§ Task statement
Leave out the pictures and restate the rest of the data exactly.

§ Supplied records
-- begin --

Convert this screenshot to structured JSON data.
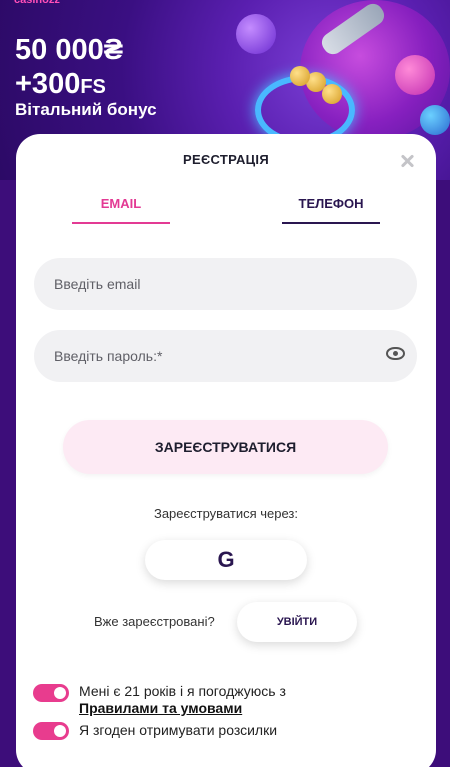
{
  "hero": {
    "logo_text": "casinozz",
    "amount": "50 000₴",
    "fs_value": "+300",
    "fs_unit": "FS",
    "bonus_label": "Вітальний бонус"
  },
  "modal": {
    "title": "РЕЄСТРАЦІЯ",
    "tabs": [
      {
        "label": "EMAIL",
        "active": true
      },
      {
        "label": "ТЕЛЕФОН",
        "active": false
      }
    ],
    "email_placeholder": "Введіть email",
    "password_placeholder": "Введіть пароль:*",
    "submit_label": "ЗАРЕЄСТРУВАТИСЯ",
    "via_label": "Зареєструватися через:",
    "google_label": "G",
    "already_label": "Вже зареєстровані?",
    "login_label": "УВІЙТИ",
    "consent_age_text": "Мені є 21 років і я погоджуюсь з",
    "consent_terms_link": "Правилами та умовами",
    "consent_mailing_text": "Я згоден отримувати розсилки"
  },
  "colors": {
    "accent_pink": "#e33a94",
    "dark_purple": "#2a1650",
    "background": "#3d0d7a"
  },
  "icons": [
    "close-icon",
    "eye-icon",
    "google-icon"
  ]
}
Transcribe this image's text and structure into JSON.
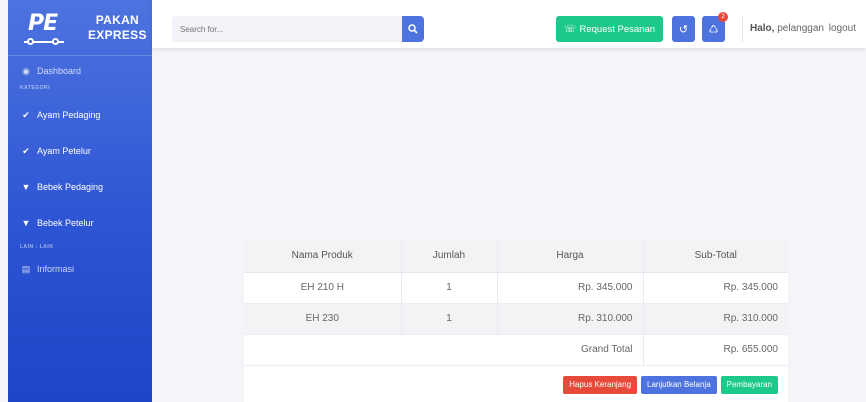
{
  "brand": {
    "logo_text": "PE",
    "line1": "PAKAN",
    "line2": "EXPRESS"
  },
  "sidebar": {
    "dashboard": "Dashboard",
    "heading_kategori": "KATEGORI",
    "items": [
      {
        "label": "Ayam Pedaging",
        "icon": "chicken-icon"
      },
      {
        "label": "Ayam Petelur",
        "icon": "chicken-icon"
      },
      {
        "label": "Bebek Pedaging",
        "icon": "duck-icon"
      },
      {
        "label": "Bebek Petelur",
        "icon": "duck-icon"
      }
    ],
    "heading_lain": "LAIN - LAIN",
    "informasi": "Informasi"
  },
  "topbar": {
    "search_placeholder": "Search for...",
    "request_label": "Request Pesanan",
    "cart_count": "2",
    "greeting": "Halo,",
    "username": "pelanggan",
    "logout": "logout"
  },
  "cart": {
    "headers": {
      "product": "Nama Produk",
      "qty": "Jumlah",
      "price": "Harga",
      "subtotal": "Sub-Total"
    },
    "rows": [
      {
        "product": "EH 210 H",
        "qty": "1",
        "price": "Rp. 345.000",
        "subtotal": "Rp. 345.000"
      },
      {
        "product": "EH 230",
        "qty": "1",
        "price": "Rp. 310.000",
        "subtotal": "Rp. 310.000"
      }
    ],
    "grand_total_label": "Grand Total",
    "grand_total_value": "Rp. 655.000",
    "buttons": {
      "clear": "Hapus Keranjang",
      "continue": "Lanjutkan Belanja",
      "pay": "Pembayaran"
    }
  },
  "colors": {
    "primary": "#4e73df",
    "success": "#1cc88a",
    "danger": "#e74a3b"
  }
}
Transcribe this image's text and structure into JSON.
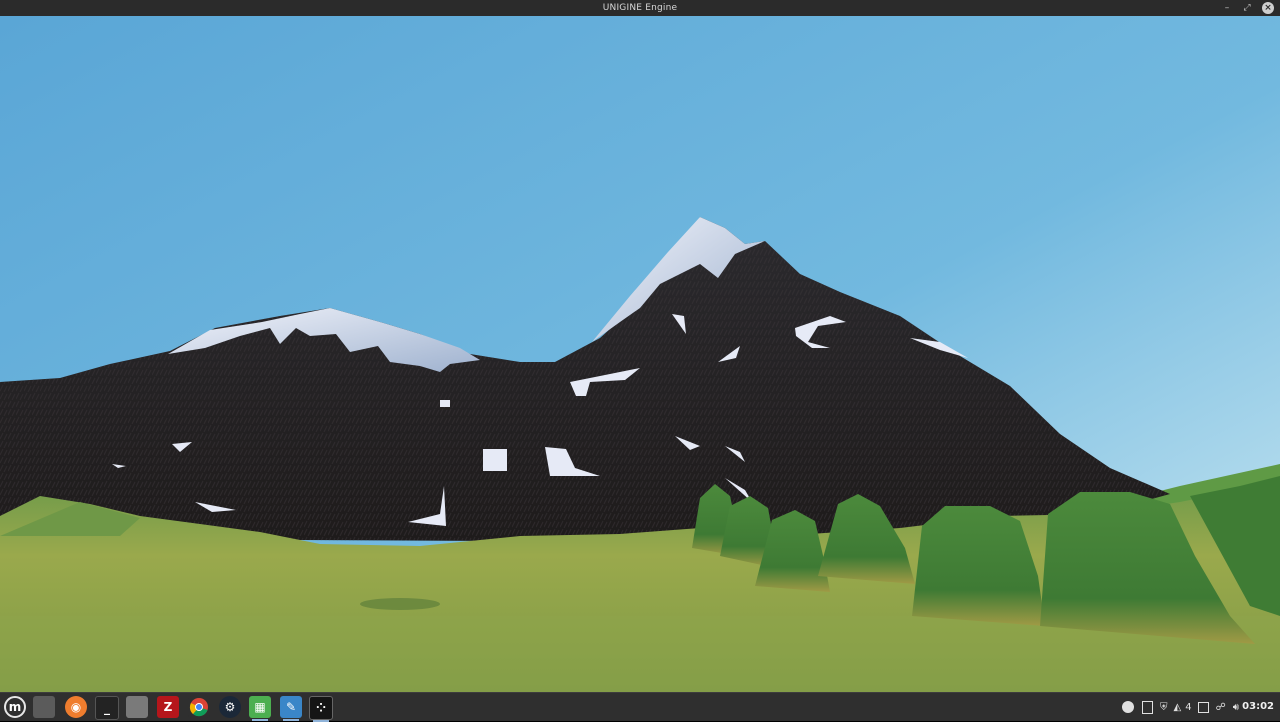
{
  "window": {
    "title": "UNIGINE Engine",
    "controls": {
      "minimize": "–",
      "maximize": "⤢",
      "close": "×"
    }
  },
  "scene": {
    "description_icons": [
      "sky",
      "mountain-left",
      "mountain-peak",
      "grass-plain",
      "green-mounds"
    ],
    "colors": {
      "sky_top": "#5aa6d6",
      "sky_bottom": "#bfe3f1",
      "rock": "#2a2a2a",
      "snow": "#e8eef7",
      "grass": "#8aa34a",
      "mound": "#4f8a3a"
    }
  },
  "taskbar": {
    "apps": [
      {
        "name": "menu",
        "glyph": "m",
        "bg": "#2f2f2f"
      },
      {
        "name": "files-desktop",
        "glyph": "",
        "bg": "#5b5b5b"
      },
      {
        "name": "firefox",
        "glyph": "◉",
        "bg": "#ef7d2e"
      },
      {
        "name": "terminal",
        "glyph": "_",
        "bg": "#232323"
      },
      {
        "name": "folder",
        "glyph": "",
        "bg": "#7a7a7a"
      },
      {
        "name": "filezilla",
        "glyph": "Z",
        "bg": "#b5161b"
      },
      {
        "name": "chrome",
        "glyph": "●",
        "bg": "#2f2f2f"
      },
      {
        "name": "steam",
        "glyph": "⚙",
        "bg": "#1b2838"
      },
      {
        "name": "green-app",
        "glyph": "▦",
        "bg": "#4caf50"
      },
      {
        "name": "editor",
        "glyph": "✎",
        "bg": "#3a86c8"
      },
      {
        "name": "unigine",
        "glyph": "⁘",
        "bg": "#151515"
      }
    ],
    "tray": {
      "workspace_count": "4",
      "time": "03:02"
    }
  }
}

-- end --

§ Exercise answer
Convert this screenshot to structured JSON data.
{
  "hero": {
    "logo_text": "casinozz",
    "amount": "50 000₴",
    "fs_value": "+300",
    "fs_unit": "FS",
    "bonus_label": "Вітальний бонус"
  },
  "modal": {
    "title": "РЕЄСТРАЦІЯ",
    "tabs": [
      {
        "label": "EMAIL",
        "active": true
      },
      {
        "label": "ТЕЛЕФОН",
        "active": false
      }
    ],
    "email_placeholder": "Введіть email",
    "password_placeholder": "Введіть пароль:*",
    "submit_label": "ЗАРЕЄСТРУВАТИСЯ",
    "via_label": "Зареєструватися через:",
    "google_label": "G",
    "already_label": "Вже зареєстровані?",
    "login_label": "УВІЙТИ",
    "consent_age_text": "Мені є 21 років і я погоджуюсь з",
    "consent_terms_link": "Правилами та умовами",
    "consent_mailing_text": "Я згоден отримувати розсилки"
  },
  "colors": {
    "accent_pink": "#e33a94",
    "dark_purple": "#2a1650",
    "background": "#3d0d7a"
  },
  "icons": [
    "close-icon",
    "eye-icon",
    "google-icon"
  ]
}
Transcribe this image's text and structure into JSON.
{
  "brand": {
    "logo_text": "PE",
    "line1": "PAKAN",
    "line2": "EXPRESS"
  },
  "sidebar": {
    "dashboard": "Dashboard",
    "heading_kategori": "KATEGORI",
    "items": [
      {
        "label": "Ayam Pedaging",
        "icon": "chicken-icon"
      },
      {
        "label": "Ayam Petelur",
        "icon": "chicken-icon"
      },
      {
        "label": "Bebek Pedaging",
        "icon": "duck-icon"
      },
      {
        "label": "Bebek Petelur",
        "icon": "duck-icon"
      }
    ],
    "heading_lain": "LAIN - LAIN",
    "informasi": "Informasi"
  },
  "topbar": {
    "search_placeholder": "Search for...",
    "request_label": "Request Pesanan",
    "cart_count": "2",
    "greeting": "Halo,",
    "username": "pelanggan",
    "logout": "logout"
  },
  "cart": {
    "headers": {
      "product": "Nama Produk",
      "qty": "Jumlah",
      "price": "Harga",
      "subtotal": "Sub-Total"
    },
    "rows": [
      {
        "product": "EH 210 H",
        "qty": "1",
        "price": "Rp. 345.000",
        "subtotal": "Rp. 345.000"
      },
      {
        "product": "EH 230",
        "qty": "1",
        "price": "Rp. 310.000",
        "subtotal": "Rp. 310.000"
      }
    ],
    "grand_total_label": "Grand Total",
    "grand_total_value": "Rp. 655.000",
    "buttons": {
      "clear": "Hapus Keranjang",
      "continue": "Lanjutkan Belanja",
      "pay": "Pembayaran"
    }
  },
  "colors": {
    "primary": "#4e73df",
    "success": "#1cc88a",
    "danger": "#e74a3b"
  }
}
Transcribe this image's text and structure into JSON.
{
  "window": {
    "title": "UNIGINE Engine",
    "controls": {
      "minimize": "–",
      "maximize": "⤢",
      "close": "×"
    }
  },
  "scene": {
    "description_icons": [
      "sky",
      "mountain-left",
      "mountain-peak",
      "grass-plain",
      "green-mounds"
    ],
    "colors": {
      "sky_top": "#5aa6d6",
      "sky_bottom": "#bfe3f1",
      "rock": "#2a2a2a",
      "snow": "#e8eef7",
      "grass": "#8aa34a",
      "mound": "#4f8a3a"
    }
  },
  "taskbar": {
    "apps": [
      {
        "name": "menu",
        "glyph": "m",
        "bg": "#2f2f2f"
      },
      {
        "name": "files-desktop",
        "glyph": "",
        "bg": "#5b5b5b"
      },
      {
        "name": "firefox",
        "glyph": "◉",
        "bg": "#ef7d2e"
      },
      {
        "name": "terminal",
        "glyph": "_",
        "bg": "#232323"
      },
      {
        "name": "folder",
        "glyph": "",
        "bg": "#7a7a7a"
      },
      {
        "name": "filezilla",
        "glyph": "Z",
        "bg": "#b5161b"
      },
      {
        "name": "chrome",
        "glyph": "●",
        "bg": "#2f2f2f"
      },
      {
        "name": "steam",
        "glyph": "⚙",
        "bg": "#1b2838"
      },
      {
        "name": "green-app",
        "glyph": "▦",
        "bg": "#4caf50"
      },
      {
        "name": "editor",
        "glyph": "✎",
        "bg": "#3a86c8"
      },
      {
        "name": "unigine",
        "glyph": "⁘",
        "bg": "#151515"
      }
    ],
    "tray": {
      "workspace_count": "4",
      "time": "03:02"
    }
  }
}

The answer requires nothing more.